[begin Data supplied]

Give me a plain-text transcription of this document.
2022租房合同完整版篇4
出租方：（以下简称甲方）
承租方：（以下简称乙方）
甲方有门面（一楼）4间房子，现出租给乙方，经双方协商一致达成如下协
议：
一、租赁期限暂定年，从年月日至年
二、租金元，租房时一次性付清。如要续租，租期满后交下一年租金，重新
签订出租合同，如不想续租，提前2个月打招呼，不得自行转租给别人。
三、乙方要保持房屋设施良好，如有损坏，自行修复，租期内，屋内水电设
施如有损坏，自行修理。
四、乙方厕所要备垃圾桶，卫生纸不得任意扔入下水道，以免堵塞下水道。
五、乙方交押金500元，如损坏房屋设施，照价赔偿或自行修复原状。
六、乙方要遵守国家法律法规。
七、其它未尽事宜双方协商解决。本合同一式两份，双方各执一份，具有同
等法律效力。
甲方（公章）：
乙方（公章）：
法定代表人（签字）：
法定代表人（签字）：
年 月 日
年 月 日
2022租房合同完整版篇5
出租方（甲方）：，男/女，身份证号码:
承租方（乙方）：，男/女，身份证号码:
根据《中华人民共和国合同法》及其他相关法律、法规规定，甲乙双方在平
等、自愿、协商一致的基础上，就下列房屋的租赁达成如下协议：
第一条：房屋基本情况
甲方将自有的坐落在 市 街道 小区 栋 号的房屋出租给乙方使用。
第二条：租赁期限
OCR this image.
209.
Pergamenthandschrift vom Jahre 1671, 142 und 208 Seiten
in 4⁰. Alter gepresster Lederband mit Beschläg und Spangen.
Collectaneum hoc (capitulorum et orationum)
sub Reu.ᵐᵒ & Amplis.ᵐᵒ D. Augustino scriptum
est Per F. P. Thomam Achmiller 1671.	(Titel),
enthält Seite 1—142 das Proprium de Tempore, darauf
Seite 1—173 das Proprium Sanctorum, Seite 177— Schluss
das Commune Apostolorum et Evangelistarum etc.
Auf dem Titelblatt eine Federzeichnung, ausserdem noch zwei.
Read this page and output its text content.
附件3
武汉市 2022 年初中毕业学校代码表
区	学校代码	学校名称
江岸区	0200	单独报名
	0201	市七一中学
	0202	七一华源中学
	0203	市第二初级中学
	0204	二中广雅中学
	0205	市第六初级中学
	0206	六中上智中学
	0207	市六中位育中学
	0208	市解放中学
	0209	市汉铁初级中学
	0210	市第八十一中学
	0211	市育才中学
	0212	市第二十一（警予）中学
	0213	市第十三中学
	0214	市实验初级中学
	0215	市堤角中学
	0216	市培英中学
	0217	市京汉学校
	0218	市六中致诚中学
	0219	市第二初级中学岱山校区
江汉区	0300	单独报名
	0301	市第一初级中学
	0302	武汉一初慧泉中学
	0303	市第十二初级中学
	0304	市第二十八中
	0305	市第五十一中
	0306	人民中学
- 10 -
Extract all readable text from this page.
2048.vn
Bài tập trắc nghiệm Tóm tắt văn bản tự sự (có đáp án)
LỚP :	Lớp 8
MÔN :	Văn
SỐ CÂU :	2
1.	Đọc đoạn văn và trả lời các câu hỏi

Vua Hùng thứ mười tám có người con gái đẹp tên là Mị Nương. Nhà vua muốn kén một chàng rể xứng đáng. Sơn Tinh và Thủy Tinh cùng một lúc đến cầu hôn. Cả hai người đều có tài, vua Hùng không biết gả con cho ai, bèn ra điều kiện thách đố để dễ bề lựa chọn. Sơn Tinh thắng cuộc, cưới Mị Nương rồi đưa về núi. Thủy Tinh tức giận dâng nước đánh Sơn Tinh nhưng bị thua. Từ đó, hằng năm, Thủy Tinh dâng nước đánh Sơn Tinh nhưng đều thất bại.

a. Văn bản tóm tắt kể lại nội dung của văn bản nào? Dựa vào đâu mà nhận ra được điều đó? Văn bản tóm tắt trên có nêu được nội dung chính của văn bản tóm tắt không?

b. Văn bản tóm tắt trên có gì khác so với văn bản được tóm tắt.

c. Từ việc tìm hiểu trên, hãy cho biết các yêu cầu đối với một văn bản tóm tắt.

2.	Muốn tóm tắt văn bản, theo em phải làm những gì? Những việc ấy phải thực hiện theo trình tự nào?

[end Data supplied]

## Exercise requirements
Copy each line from the data above that includes "việc".

## Reply to the exercise
c. Từ việc tìm hiểu trên, hãy cho biết các yêu cầu đối với một văn bản tóm tắt.
2.	Muốn tóm tắt văn bản, theo em phải làm những gì? Những việc ấy phải thực hiện theo trình tự nào?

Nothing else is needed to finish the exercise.